---------- Excerpted records
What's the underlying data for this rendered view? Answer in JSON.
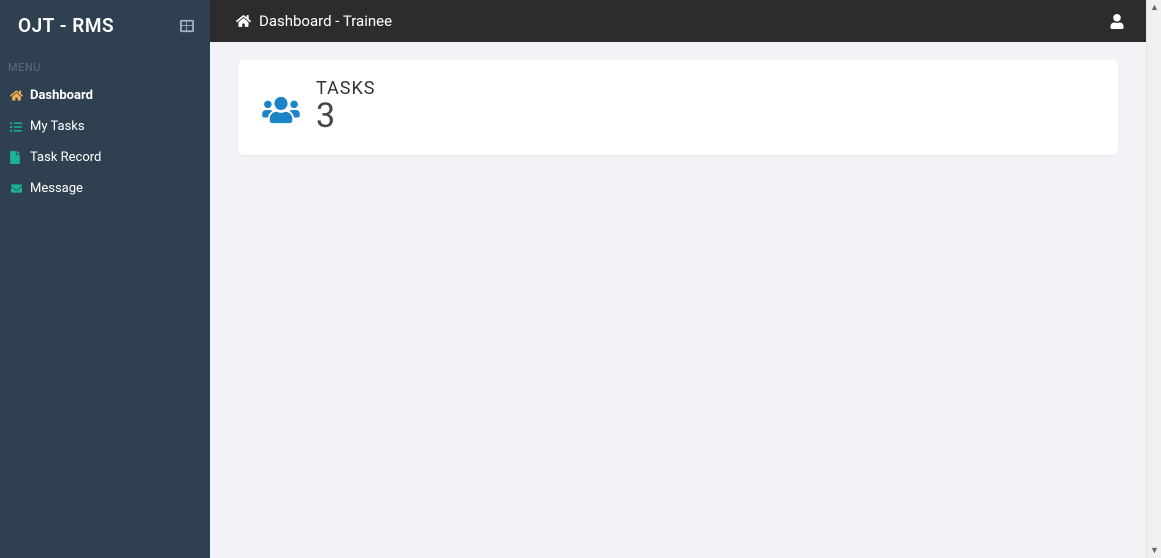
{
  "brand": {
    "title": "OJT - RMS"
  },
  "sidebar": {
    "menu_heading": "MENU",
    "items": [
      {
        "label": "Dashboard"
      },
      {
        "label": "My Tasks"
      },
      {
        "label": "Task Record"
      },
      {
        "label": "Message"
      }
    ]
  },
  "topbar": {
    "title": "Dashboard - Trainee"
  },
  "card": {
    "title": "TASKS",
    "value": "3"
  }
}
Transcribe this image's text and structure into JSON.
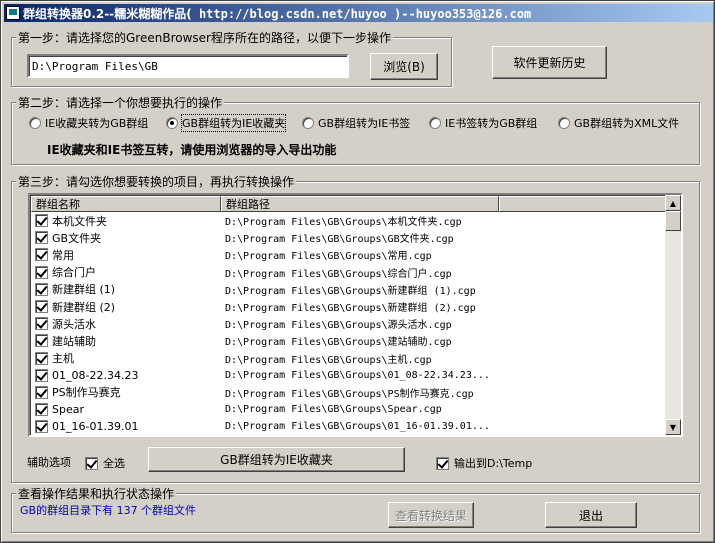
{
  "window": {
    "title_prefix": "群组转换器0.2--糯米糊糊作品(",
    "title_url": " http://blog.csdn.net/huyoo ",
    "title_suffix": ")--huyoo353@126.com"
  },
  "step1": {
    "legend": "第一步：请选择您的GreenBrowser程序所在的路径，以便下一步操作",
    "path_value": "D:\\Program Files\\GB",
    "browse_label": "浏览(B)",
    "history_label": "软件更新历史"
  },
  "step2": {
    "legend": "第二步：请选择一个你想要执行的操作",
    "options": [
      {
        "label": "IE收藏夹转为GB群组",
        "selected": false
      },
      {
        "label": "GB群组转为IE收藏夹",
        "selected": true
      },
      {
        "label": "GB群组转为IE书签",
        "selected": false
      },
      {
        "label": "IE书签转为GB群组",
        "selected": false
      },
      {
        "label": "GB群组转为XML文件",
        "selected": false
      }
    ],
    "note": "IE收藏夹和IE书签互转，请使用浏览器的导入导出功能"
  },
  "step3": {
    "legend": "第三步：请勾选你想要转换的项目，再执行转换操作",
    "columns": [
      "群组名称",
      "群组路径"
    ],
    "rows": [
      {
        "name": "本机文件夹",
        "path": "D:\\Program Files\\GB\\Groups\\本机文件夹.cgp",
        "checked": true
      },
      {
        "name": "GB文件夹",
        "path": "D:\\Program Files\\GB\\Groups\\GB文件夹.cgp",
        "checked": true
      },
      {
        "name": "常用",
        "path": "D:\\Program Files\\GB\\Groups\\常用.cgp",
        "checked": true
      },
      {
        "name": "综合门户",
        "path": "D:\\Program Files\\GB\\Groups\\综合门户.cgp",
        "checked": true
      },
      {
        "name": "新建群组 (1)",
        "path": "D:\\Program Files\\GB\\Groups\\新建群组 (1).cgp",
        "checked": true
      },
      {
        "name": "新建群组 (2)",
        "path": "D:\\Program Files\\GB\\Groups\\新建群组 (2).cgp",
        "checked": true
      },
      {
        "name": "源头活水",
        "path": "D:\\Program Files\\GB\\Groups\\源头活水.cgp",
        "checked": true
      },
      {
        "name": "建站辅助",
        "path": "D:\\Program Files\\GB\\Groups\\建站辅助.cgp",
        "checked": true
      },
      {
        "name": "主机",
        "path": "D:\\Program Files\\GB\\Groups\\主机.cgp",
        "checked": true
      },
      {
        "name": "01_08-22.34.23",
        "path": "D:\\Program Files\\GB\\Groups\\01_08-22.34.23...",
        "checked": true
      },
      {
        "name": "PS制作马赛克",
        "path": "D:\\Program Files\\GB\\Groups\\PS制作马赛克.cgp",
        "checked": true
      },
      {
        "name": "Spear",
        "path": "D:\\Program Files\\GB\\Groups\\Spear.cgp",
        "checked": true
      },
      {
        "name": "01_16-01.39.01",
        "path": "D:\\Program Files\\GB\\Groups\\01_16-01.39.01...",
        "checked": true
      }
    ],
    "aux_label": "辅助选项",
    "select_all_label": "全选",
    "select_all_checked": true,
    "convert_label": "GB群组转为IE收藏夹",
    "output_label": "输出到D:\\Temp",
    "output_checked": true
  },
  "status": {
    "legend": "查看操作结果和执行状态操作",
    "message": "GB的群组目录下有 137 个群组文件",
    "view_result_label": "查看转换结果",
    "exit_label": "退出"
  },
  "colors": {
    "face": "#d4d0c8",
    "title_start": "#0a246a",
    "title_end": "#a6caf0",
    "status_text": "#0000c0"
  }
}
--------------------
---------- Excerpted records
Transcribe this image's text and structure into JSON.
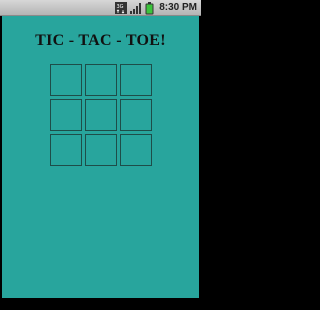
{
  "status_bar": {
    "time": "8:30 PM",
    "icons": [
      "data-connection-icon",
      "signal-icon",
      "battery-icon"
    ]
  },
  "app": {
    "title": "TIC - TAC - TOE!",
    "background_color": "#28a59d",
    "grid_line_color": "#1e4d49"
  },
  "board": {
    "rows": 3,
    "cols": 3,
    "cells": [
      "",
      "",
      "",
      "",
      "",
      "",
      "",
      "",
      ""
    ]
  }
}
--------------------
---------- Excerpted records
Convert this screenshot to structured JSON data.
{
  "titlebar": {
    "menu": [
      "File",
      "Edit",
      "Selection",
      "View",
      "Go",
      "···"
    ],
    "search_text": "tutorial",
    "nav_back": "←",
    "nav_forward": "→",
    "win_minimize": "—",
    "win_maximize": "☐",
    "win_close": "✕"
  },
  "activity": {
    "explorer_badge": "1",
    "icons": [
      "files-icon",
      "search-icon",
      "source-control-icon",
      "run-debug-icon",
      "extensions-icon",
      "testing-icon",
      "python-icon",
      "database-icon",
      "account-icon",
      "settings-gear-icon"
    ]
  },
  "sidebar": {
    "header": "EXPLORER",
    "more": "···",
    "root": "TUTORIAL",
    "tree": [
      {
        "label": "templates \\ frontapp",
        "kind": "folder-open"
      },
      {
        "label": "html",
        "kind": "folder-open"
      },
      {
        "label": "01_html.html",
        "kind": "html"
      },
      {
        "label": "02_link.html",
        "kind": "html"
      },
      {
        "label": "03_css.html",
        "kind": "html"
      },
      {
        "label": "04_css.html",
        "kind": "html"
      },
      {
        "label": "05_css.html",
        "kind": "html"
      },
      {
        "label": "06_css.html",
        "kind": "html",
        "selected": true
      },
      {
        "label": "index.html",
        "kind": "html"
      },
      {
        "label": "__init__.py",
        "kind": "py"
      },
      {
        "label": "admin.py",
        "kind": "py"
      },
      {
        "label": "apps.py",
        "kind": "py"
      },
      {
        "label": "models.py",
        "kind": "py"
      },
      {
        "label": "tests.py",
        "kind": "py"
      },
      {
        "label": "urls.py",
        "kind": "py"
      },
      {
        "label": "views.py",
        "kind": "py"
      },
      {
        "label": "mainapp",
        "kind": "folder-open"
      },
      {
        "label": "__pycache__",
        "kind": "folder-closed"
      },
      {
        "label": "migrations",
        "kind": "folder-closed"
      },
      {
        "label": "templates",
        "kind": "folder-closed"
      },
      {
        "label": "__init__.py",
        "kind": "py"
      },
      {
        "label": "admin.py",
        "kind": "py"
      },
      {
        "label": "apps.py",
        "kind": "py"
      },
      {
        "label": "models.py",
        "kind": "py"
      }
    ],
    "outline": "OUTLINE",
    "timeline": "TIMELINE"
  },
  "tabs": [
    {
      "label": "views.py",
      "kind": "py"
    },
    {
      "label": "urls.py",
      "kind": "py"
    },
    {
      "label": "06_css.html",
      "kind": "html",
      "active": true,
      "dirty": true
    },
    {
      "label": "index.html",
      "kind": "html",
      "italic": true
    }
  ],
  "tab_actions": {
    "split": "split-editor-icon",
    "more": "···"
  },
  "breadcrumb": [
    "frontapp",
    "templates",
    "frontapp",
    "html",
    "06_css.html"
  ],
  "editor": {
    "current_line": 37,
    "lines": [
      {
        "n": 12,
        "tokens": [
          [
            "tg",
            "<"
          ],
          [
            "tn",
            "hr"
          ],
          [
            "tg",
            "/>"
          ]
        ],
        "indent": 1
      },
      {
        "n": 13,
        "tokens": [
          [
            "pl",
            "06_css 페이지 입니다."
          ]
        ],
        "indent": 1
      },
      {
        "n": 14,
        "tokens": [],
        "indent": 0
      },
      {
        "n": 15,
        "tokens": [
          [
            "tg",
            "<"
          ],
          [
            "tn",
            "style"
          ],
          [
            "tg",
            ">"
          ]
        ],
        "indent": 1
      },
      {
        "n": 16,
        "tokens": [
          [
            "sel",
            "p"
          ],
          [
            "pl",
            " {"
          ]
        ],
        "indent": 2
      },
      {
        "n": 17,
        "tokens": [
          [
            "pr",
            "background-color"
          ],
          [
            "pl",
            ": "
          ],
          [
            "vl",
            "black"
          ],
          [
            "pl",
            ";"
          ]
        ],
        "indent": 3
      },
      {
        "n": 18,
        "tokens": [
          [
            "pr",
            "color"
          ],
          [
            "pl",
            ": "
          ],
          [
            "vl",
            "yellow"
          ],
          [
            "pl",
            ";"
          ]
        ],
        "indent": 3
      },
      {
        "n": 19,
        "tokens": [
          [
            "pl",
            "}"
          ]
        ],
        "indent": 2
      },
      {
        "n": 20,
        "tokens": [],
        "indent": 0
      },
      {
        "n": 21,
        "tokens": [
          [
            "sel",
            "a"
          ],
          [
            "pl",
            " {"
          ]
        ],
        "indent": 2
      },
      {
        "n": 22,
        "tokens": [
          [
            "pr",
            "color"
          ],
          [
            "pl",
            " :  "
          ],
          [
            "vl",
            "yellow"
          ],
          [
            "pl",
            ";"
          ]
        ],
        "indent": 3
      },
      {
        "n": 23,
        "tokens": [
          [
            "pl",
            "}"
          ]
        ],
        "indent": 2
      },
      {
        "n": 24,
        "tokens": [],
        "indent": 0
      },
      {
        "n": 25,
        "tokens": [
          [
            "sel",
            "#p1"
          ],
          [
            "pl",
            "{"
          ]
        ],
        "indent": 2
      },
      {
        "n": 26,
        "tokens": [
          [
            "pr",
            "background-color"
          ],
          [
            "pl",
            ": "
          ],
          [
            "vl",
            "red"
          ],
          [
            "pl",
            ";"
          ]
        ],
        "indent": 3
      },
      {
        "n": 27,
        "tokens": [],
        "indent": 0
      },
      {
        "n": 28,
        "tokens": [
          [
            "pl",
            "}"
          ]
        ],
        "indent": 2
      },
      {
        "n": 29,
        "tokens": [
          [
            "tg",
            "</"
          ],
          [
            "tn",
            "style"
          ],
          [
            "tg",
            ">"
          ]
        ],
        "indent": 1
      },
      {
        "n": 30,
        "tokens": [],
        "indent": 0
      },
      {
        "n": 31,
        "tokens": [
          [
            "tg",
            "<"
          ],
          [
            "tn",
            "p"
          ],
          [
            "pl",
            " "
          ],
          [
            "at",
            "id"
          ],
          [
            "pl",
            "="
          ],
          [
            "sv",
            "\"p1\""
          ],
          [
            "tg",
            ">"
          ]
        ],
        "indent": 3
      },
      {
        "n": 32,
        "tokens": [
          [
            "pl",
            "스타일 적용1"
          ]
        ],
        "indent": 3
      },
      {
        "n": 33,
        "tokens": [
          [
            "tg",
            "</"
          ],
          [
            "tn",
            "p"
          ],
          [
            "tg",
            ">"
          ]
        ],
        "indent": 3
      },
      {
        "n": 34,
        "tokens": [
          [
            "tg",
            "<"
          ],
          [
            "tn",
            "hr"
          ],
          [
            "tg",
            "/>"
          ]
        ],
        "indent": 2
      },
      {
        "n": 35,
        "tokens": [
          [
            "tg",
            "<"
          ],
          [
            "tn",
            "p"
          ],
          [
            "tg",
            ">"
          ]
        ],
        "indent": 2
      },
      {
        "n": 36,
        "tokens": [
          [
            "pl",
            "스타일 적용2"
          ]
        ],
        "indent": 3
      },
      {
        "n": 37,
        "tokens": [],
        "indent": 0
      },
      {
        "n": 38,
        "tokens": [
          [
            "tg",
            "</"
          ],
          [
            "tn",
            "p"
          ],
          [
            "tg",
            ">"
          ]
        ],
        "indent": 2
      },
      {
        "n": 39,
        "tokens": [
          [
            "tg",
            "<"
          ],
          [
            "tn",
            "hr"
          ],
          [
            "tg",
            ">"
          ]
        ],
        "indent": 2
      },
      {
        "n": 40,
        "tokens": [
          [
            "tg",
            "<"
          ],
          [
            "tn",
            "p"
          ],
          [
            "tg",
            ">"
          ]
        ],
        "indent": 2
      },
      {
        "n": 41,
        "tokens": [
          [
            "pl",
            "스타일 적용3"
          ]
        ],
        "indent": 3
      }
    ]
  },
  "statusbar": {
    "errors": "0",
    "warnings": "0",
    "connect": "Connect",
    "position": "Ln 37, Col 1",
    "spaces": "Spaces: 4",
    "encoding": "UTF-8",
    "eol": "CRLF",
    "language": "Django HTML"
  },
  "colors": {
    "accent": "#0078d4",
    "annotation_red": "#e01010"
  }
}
--------------------
## [Written problem]
Determine the number of lines where the string "legend" occurs, and give that number only.

## [Answer to this problem]
4